_Data shown_

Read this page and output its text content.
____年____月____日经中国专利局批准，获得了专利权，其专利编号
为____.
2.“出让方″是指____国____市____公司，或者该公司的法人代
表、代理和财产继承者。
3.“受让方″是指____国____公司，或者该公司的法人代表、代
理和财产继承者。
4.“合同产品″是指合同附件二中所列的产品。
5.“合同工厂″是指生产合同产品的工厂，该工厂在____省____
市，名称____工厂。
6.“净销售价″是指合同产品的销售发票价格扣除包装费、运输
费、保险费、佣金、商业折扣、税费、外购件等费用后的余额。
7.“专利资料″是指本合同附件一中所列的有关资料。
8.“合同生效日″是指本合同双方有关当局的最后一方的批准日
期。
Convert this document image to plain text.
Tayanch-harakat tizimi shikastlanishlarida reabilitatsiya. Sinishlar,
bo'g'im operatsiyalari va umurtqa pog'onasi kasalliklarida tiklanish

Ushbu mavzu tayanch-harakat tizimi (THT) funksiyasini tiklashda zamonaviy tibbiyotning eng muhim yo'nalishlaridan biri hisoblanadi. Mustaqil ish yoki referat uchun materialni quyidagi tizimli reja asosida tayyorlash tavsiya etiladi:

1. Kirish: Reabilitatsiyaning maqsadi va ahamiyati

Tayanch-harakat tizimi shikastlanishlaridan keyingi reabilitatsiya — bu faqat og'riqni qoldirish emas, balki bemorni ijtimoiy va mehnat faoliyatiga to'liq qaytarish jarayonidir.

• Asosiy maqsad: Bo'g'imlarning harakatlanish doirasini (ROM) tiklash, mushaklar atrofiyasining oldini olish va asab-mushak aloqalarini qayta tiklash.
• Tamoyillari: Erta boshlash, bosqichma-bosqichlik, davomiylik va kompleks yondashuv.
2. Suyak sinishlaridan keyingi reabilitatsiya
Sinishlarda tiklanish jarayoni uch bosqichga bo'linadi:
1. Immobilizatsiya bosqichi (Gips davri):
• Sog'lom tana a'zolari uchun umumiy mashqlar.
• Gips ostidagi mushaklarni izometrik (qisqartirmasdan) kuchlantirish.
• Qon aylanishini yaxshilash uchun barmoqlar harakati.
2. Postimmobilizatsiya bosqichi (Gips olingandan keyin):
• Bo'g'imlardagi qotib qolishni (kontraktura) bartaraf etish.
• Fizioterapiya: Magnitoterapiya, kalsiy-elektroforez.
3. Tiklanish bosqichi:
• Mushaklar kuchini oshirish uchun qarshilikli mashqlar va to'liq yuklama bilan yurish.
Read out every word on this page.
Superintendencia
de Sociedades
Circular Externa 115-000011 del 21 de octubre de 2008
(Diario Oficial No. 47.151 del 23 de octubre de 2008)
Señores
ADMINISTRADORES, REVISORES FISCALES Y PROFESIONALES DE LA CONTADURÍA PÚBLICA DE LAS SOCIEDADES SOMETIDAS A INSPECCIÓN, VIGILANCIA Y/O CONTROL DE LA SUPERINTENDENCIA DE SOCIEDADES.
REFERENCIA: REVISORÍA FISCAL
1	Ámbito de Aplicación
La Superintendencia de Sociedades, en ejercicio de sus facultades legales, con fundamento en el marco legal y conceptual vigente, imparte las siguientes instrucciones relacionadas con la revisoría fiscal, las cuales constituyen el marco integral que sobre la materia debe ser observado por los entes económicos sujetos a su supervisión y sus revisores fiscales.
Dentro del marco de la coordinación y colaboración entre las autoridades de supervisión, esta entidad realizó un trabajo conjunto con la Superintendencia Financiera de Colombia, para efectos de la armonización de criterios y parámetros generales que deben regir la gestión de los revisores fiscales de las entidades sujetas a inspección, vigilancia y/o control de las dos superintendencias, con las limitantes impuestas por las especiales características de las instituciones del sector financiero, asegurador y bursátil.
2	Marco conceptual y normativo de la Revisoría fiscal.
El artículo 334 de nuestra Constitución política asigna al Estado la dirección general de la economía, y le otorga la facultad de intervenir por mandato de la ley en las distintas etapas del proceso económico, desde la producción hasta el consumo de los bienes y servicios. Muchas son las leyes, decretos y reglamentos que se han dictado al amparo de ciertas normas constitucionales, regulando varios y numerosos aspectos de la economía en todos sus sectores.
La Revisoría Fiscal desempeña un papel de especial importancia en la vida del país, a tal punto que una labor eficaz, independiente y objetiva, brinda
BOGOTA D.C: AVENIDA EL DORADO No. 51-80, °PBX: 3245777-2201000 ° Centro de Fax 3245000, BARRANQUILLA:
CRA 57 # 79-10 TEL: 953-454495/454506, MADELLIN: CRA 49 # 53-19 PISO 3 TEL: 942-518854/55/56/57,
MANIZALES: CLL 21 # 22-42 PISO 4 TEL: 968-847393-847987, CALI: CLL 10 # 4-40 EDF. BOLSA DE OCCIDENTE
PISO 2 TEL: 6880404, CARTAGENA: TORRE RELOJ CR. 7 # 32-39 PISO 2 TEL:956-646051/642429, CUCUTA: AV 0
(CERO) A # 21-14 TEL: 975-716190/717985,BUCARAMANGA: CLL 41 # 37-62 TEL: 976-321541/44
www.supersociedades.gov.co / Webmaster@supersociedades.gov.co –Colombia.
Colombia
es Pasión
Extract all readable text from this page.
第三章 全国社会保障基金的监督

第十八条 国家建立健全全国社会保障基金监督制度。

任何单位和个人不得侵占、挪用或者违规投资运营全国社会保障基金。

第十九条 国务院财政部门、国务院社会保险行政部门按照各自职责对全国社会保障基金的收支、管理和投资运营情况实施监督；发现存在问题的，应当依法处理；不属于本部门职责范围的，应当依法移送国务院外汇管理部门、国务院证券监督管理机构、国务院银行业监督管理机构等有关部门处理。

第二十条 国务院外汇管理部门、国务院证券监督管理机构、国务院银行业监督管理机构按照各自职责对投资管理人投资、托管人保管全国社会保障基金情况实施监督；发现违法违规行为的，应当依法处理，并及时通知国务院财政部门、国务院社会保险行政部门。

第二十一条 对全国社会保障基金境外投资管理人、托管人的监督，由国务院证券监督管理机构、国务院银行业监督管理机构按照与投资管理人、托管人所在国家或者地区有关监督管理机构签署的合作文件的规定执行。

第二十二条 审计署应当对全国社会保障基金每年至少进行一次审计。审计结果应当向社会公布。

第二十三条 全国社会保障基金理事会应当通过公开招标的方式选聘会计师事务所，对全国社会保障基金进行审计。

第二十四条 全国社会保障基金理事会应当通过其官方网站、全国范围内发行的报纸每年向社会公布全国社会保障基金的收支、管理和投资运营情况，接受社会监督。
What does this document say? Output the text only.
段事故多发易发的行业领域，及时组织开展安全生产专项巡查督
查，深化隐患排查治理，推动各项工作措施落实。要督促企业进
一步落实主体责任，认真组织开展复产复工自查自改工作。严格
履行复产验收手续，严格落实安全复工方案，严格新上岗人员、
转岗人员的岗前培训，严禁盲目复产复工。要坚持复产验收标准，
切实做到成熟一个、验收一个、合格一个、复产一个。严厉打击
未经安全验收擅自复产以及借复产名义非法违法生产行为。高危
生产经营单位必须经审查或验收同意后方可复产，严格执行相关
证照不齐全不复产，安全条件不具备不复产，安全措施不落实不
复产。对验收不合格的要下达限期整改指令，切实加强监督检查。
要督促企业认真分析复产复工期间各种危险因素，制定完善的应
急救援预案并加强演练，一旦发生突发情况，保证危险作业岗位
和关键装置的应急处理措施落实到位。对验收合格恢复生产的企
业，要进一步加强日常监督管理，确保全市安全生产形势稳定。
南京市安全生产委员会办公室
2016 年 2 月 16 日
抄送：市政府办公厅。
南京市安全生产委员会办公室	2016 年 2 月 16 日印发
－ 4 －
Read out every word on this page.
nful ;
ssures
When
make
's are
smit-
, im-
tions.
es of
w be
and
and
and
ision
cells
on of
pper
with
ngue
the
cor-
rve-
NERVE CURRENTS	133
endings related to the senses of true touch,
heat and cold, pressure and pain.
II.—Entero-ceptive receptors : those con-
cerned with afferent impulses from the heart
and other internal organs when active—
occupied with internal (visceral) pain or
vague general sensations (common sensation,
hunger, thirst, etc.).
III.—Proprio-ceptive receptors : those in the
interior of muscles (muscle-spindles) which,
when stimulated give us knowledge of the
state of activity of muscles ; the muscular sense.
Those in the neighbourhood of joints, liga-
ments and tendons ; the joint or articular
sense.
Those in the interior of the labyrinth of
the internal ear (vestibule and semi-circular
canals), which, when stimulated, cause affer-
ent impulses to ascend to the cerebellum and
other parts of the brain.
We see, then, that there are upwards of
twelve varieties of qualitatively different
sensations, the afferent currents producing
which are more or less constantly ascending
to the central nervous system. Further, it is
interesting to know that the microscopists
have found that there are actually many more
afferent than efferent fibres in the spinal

_Request_
Above are the records; copy every line in them that holds the word "Colombia".

_Answer below_
Dentro del marco de la coordinación y colaboración entre las autoridades de supervisión, esta entidad realizó un trabajo conjunto con la Superintendencia Financiera de Colombia, para efectos de la armonización de criterios y parámetros generales que deben regir la gestión de los revisores fiscales de las entidades sujetas a inspección, vigilancia y/o control de las dos superintendencias, con las limitantes impuestas por las especiales características de las instituciones del sector financiero, asegurador y bursátil.
www.supersociedades.gov.co / Webmaster@supersociedades.gov.co –Colombia.
Colombia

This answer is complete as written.